Job
Copy the data exactly as it appears, and do not include any pictures.

Dataset
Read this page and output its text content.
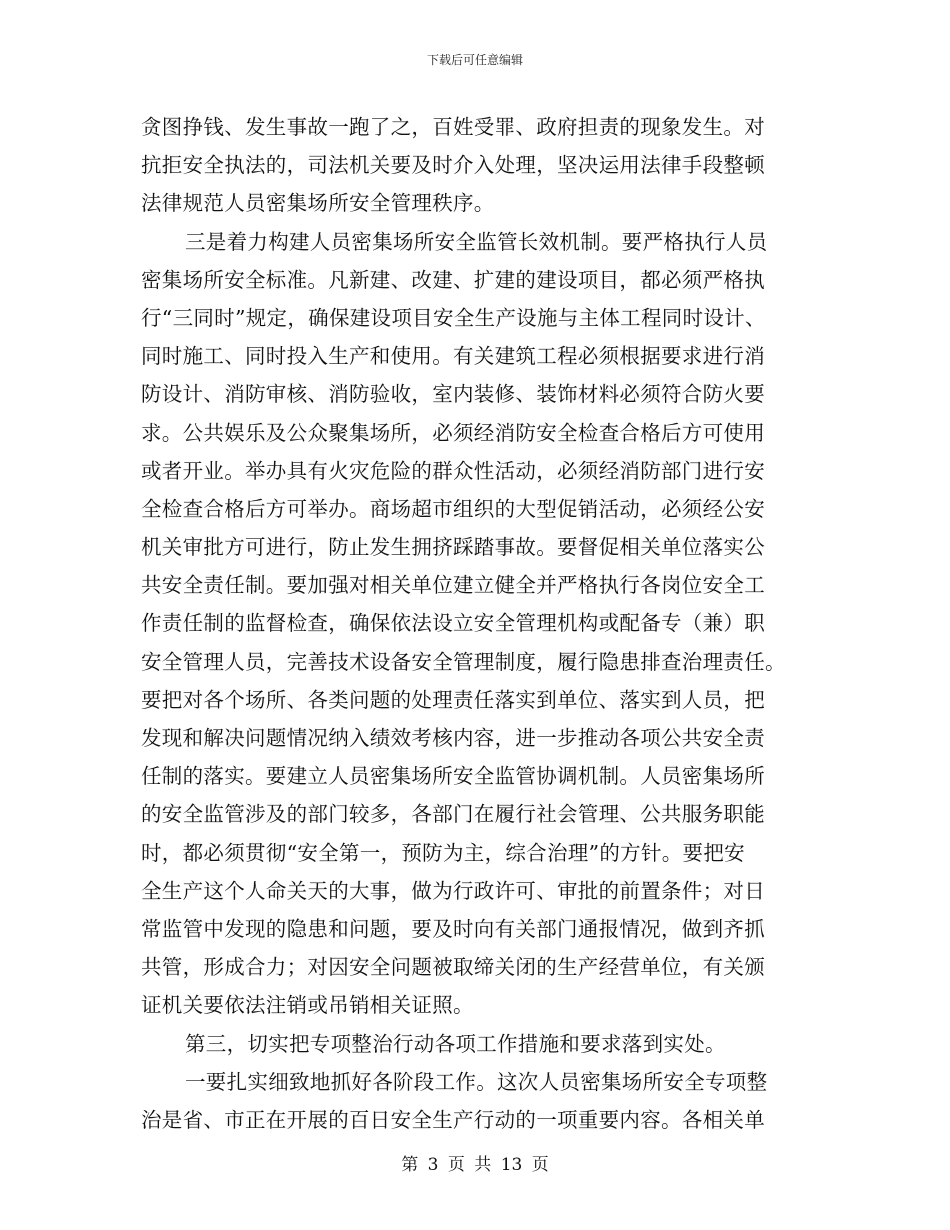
下载后可任意编辑
贪图挣钱、发生事故一跑了之，百姓受罪、政府担责的现象发生。对
抗拒安全执法的，司法机关要及时介入处理，坚决运用法律手段整顿
法律规范人员密集场所安全管理秩序。
三是着力构建人员密集场所安全监管长效机制。要严格执行人员
密集场所安全标准。凡新建、改建、扩建的建设项目，都必须严格执
行“三同时”规定，确保建设项目安全生产设施与主体工程同时设计、
同时施工、同时投入生产和使用。有关建筑工程必须根据要求进行消
防设计、消防审核、消防验收，室内装修、装饰材料必须符合防火要
求。公共娱乐及公众聚集场所，必须经消防安全检查合格后方可使用
或者开业。举办具有火灾危险的群众性活动，必须经消防部门进行安
全检查合格后方可举办。商场超市组织的大型促销活动，必须经公安
机关审批方可进行，防止发生拥挤踩踏事故。要督促相关单位落实公
共安全责任制。要加强对相关单位建立健全并严格执行各岗位安全工
作责任制的监督检查，确保依法设立安全管理机构或配备专（兼）职
安全管理人员，完善技术设备安全管理制度，履行隐患排查治理责任。
要把对各个场所、各类问题的处理责任落实到单位、落实到人员，把
发现和解决问题情况纳入绩效考核内容，进一步推动各项公共安全责
任制的落实。要建立人员密集场所安全监管协调机制。人员密集场所
的安全监管涉及的部门较多，各部门在履行社会管理、公共服务职能
时，都必须贯彻“安全第一，预防为主，综合治理”的方针。要把安
全生产这个人命关天的大事，做为行政许可、审批的前置条件；对日
常监管中发现的隐患和问题，要及时向有关部门通报情况，做到齐抓
共管，形成合力；对因安全问题被取缔关闭的生产经营单位，有关颁
证机关要依法注销或吊销相关证照。
第三，切实把专项整治行动各项工作措施和要求落到实处。
一要扎实细致地抓好各阶段工作。这次人员密集场所安全专项整
治是省、市正在开展的百日安全生产行动的一项重要内容。各相关单
第 3 页 共 13 页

Right answer
Read this page and output its text content.
下载后可任意编辑
贪图挣钱、发生事故一跑了之，百姓受罪、政府担责的现象发生。对
抗拒安全执法的，司法机关要及时介入处理，坚决运用法律手段整顿
法律规范人员密集场所安全管理秩序。
三是着力构建人员密集场所安全监管长效机制。要严格执行人员
密集场所安全标准。凡新建、改建、扩建的建设项目，都必须严格执
行“三同时”规定，确保建设项目安全生产设施与主体工程同时设计、
同时施工、同时投入生产和使用。有关建筑工程必须根据要求进行消
防设计、消防审核、消防验收，室内装修、装饰材料必须符合防火要
求。公共娱乐及公众聚集场所，必须经消防安全检查合格后方可使用
或者开业。举办具有火灾危险的群众性活动，必须经消防部门进行安
全检查合格后方可举办。商场超市组织的大型促销活动，必须经公安
机关审批方可进行，防止发生拥挤踩踏事故。要督促相关单位落实公
共安全责任制。要加强对相关单位建立健全并严格执行各岗位安全工
作责任制的监督检查，确保依法设立安全管理机构或配备专（兼）职
安全管理人员，完善技术设备安全管理制度，履行隐患排查治理责任。
要把对各个场所、各类问题的处理责任落实到单位、落实到人员，把
发现和解决问题情况纳入绩效考核内容，进一步推动各项公共安全责
任制的落实。要建立人员密集场所安全监管协调机制。人员密集场所
的安全监管涉及的部门较多，各部门在履行社会管理、公共服务职能
时，都必须贯彻“安全第一，预防为主，综合治理”的方针。要把安
全生产这个人命关天的大事，做为行政许可、审批的前置条件；对日
常监管中发现的隐患和问题，要及时向有关部门通报情况，做到齐抓
共管，形成合力；对因安全问题被取缔关闭的生产经营单位，有关颁
证机关要依法注销或吊销相关证照。
第三，切实把专项整治行动各项工作措施和要求落到实处。
一要扎实细致地抓好各阶段工作。这次人员密集场所安全专项整
治是省、市正在开展的百日安全生产行动的一项重要内容。各相关单
第 3 页 共 13 页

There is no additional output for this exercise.